### PAGE TEXT
>>>

This recent news is relevant to the continuing series of posts and discussions on the Origin of Life by Resty of Expectorants, the latest of which discuss the Prebiotic Soup and the Krebs cycle.
"Chemist Jeffrey Bada was able to conduct a laboratory experiment, the results suggest that Earth's early atmosphere could have produced chemicals necessary for life—contradicting the view that life's building blocks had to come from comets and meteors."
Bada's experiment produced amino-acids, building blocks of proteins. While this represents significant progress towards recreating life under realistic early-earth conditions, the article cautions that this still falls short of the entire process:
"But James Ferris, a prebiotic chemist at Rensselaer Polytechnic Institute in Troy, N.Y., doubts that atmospheric electricity could have been the only source of organic molecules. 'You get a fair amount of amino acids,' he says. 'What you don't get are things like building blocks of nucleic acids.'
It goes on to explain that "Meteors, comets or primordial ponds of hydrogen cyanide would still need to provide those molecules."

<<<

### DATA PROVIDED

>>>

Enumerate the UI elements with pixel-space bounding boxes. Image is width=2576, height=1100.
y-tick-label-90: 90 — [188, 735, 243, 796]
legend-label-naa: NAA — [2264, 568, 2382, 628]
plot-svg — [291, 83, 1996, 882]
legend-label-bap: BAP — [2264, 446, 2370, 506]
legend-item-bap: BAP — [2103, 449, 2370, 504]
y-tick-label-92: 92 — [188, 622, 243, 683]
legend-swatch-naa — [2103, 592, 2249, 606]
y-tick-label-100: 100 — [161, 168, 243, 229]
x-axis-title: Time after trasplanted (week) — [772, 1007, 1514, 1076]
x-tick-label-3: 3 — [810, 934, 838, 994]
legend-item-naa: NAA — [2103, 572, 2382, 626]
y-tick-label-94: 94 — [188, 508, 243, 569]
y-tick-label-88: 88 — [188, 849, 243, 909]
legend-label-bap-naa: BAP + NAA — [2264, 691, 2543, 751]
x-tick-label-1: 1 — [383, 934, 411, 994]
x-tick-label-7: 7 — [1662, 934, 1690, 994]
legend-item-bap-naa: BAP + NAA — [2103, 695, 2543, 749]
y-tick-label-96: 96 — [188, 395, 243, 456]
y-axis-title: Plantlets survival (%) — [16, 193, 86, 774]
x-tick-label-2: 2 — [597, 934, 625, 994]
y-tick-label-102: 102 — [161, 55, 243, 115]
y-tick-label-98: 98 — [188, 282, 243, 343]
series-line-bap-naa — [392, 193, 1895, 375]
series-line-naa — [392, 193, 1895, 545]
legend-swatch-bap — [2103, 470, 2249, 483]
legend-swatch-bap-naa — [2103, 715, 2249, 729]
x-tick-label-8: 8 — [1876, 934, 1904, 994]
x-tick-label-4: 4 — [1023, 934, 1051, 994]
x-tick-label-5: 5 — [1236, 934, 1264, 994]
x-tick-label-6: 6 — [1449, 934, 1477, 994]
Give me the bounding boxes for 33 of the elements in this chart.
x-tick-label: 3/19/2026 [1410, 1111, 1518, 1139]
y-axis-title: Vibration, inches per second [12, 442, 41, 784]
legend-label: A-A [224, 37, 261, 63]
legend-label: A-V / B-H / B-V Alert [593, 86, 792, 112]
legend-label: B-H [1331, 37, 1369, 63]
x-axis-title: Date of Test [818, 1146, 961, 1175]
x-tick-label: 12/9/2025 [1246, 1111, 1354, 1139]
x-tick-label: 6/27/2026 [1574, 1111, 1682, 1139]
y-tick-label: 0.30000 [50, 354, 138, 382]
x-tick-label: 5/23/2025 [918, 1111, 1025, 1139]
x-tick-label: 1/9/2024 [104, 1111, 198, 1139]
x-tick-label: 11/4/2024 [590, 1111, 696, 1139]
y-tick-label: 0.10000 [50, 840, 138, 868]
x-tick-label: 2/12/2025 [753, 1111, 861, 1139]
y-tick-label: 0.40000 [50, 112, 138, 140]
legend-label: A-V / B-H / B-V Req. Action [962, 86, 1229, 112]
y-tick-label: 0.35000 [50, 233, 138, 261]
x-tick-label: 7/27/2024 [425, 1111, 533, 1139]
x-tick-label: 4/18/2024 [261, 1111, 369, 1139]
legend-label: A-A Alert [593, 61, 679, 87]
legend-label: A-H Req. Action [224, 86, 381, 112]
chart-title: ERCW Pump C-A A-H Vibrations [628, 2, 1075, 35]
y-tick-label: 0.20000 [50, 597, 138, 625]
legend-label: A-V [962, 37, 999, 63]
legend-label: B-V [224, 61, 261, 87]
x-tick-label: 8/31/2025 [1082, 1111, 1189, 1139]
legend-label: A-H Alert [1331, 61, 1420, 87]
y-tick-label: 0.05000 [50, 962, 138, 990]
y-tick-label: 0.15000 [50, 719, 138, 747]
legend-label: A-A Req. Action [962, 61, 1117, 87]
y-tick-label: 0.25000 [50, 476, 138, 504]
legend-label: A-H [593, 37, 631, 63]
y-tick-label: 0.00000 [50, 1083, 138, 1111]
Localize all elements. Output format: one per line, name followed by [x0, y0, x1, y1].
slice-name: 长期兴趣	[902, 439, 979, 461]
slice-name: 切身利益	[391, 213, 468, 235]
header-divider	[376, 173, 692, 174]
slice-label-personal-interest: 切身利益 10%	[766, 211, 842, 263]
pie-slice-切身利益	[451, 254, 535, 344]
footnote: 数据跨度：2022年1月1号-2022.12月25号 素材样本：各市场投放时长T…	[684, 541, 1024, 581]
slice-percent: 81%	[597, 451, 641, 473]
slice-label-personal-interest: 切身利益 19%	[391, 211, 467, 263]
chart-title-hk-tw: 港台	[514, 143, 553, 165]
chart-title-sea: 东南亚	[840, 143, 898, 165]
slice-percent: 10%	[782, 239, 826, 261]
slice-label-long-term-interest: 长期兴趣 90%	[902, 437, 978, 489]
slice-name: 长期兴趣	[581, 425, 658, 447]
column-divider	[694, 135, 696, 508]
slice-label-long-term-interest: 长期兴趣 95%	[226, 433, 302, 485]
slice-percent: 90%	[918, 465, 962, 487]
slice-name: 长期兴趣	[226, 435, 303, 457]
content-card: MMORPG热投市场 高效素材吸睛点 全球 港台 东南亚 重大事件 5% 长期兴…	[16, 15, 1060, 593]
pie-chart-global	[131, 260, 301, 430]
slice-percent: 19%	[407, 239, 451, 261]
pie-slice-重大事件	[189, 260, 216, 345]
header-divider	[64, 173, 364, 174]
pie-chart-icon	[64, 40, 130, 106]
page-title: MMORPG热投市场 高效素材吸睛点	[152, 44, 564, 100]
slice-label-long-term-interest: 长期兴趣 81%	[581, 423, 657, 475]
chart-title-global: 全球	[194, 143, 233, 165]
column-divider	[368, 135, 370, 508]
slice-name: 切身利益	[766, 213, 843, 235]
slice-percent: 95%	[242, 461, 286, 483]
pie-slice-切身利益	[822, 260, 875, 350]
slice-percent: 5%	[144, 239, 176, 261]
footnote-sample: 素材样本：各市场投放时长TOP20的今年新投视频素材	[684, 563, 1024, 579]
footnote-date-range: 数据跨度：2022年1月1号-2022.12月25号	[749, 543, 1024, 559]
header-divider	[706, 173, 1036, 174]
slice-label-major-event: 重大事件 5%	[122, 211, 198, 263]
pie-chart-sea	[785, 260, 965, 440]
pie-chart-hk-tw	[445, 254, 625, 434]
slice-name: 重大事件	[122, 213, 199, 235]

<<<

### TASK REQUIREMENTS
[1] In the post on Bada's experiment, at which institution does James Ferris work?
[2] For each statement, say whether it agrees with the post on Bada's experiment, and quote the deciding words: (a) Ferris doubts that atmospheric electricity was the only source of organic molecules. (b) Bada's results support the view that life's building blocks had to come from comets and meteors. (c) Ferris says the process yields building blocks of nucleic acids.
[3] Resume the post on Bada's experiment, starting after its final sentence.
The records above come from a different source than the post on Bada's experiment.

### TASK-BY-TASK OUTPUTS
[1] Rensselaer Polytechnic Institute in Troy, N.Y.

[2]
(a) Yes: "doubts that atmospheric electricity could have been the only source of organic molecules"
(b) No: "contradicting the view that life's building blocks had to come from comets and meteors"
(c) No: "What you don't get are things like building blocks of nucleic acids."

[3]
BTW, i'm surprised to learn from the linked article that most scientists in the field believe that the building blocks of life originated from comets and meteors. I've read about this years ago, but did not realize that this has since become the majority view.
2 comments:
i started with the slime mold as an illustrative example of the life-nonlife puzzle. this particular species proves that even the area of cellular communication (within a cell and between cells) is still full of mysteries :)
I think the above article agrees with you on that point although their way of resolving it is via comets & meteors (panspermia) instead of intelligent design (directed panspermia). I hope they resolve this next step (one way or the other) within our lifetimes.